> _JOB_:
Gather all lines from the material that contain "आगरव".

------------------------------------------------------------------------

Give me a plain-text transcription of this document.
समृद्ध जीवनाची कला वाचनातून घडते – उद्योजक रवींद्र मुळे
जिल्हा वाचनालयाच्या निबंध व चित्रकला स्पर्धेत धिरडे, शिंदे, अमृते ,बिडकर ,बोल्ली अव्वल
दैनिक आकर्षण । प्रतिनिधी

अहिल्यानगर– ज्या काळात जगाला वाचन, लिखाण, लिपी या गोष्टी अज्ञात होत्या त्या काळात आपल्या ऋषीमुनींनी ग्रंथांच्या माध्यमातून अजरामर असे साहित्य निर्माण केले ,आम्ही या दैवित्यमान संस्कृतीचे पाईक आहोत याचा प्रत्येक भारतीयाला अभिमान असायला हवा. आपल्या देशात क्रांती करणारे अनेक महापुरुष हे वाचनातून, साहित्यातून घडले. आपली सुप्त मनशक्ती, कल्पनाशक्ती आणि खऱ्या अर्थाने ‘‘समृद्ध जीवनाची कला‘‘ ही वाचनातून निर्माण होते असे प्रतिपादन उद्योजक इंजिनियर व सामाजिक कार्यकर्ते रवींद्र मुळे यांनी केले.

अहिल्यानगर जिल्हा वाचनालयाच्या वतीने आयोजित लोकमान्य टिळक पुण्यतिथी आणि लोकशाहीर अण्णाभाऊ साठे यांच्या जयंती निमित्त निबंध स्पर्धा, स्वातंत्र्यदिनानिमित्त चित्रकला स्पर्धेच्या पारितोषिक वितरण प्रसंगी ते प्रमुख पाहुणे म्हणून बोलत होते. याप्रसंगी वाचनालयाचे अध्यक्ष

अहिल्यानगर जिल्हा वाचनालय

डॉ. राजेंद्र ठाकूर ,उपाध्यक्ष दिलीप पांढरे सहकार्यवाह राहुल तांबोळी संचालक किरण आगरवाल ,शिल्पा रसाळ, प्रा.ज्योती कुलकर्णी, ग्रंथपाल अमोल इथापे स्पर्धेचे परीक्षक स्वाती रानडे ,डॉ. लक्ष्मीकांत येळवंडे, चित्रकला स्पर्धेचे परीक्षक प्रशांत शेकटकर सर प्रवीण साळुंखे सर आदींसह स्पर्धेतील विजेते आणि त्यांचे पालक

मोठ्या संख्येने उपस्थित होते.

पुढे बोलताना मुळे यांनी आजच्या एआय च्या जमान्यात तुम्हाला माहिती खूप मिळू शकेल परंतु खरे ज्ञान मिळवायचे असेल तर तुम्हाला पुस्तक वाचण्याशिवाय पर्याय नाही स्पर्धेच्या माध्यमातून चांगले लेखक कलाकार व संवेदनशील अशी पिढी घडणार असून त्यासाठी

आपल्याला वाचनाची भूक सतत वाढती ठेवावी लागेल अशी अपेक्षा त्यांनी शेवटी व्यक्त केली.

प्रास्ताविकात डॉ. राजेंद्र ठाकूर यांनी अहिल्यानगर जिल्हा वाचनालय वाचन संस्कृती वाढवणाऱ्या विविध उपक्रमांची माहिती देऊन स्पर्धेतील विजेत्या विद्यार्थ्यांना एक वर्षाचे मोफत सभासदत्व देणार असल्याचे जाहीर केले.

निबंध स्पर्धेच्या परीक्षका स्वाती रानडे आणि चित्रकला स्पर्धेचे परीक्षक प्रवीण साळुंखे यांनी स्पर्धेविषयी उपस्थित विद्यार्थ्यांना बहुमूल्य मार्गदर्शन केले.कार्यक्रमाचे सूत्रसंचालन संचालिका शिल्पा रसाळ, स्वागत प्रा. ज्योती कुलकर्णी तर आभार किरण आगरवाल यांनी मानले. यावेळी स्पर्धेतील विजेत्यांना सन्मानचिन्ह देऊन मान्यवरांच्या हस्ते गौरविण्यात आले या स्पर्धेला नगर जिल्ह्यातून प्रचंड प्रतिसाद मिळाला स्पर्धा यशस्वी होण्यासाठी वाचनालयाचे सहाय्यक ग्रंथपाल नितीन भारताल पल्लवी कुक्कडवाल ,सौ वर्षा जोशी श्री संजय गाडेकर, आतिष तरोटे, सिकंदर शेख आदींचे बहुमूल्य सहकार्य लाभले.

------------------------------------------------------------------------

> _EXERCISE RESULT_:
डॉ. राजेंद्र ठाकूर ,उपाध्यक्ष दिलीप पांढरे सहकार्यवाह राहुल तांबोळी संचालक किरण आगरवाल ,शिल्पा रसाळ, प्रा.ज्योती कुलकर्णी, ग्रंथपाल अमोल इथापे स्पर्धेचे परीक्षक स्वाती रानडे ,डॉ. लक्ष्मीकांत येळवंडे, चित्रकला स्पर्धेचे परीक्षक प्रशांत शेकटकर सर प्रवीण साळुंखे सर आदींसह स्पर्धेतील विजेते आणि त्यांचे पालक
निबंध स्पर्धेच्या परीक्षका स्वाती रानडे आणि चित्रकला स्पर्धेचे परीक्षक प्रवीण साळुंखे यांनी स्पर्धेविषयी उपस्थित विद्यार्थ्यांना बहुमूल्य मार्गदर्शन केले.कार्यक्रमाचे सूत्रसंचालन संचालिका शिल्पा रसाळ, स्वागत प्रा. ज्योती कुलकर्णी तर आभार किरण आगरवाल यांनी मानले. यावेळी स्पर्धेतील विजेत्यांना सन्मानचिन्ह देऊन मान्यवरांच्या हस्ते गौरविण्यात आले या स्पर्धेला नगर जिल्ह्यातून प्रचंड प्रतिसाद मिळाला स्पर्धा यशस्वी होण्यासाठी वाचनालयाचे सहाय्यक ग्रंथपाल नितीन भारताल पल्लवी कुक्कडवाल ,सौ वर्षा जोशी श्री संजय गाडेकर, आतिष तरोटे, सिकंदर शेख आदींचे बहुमूल्य सहकार्य लाभले.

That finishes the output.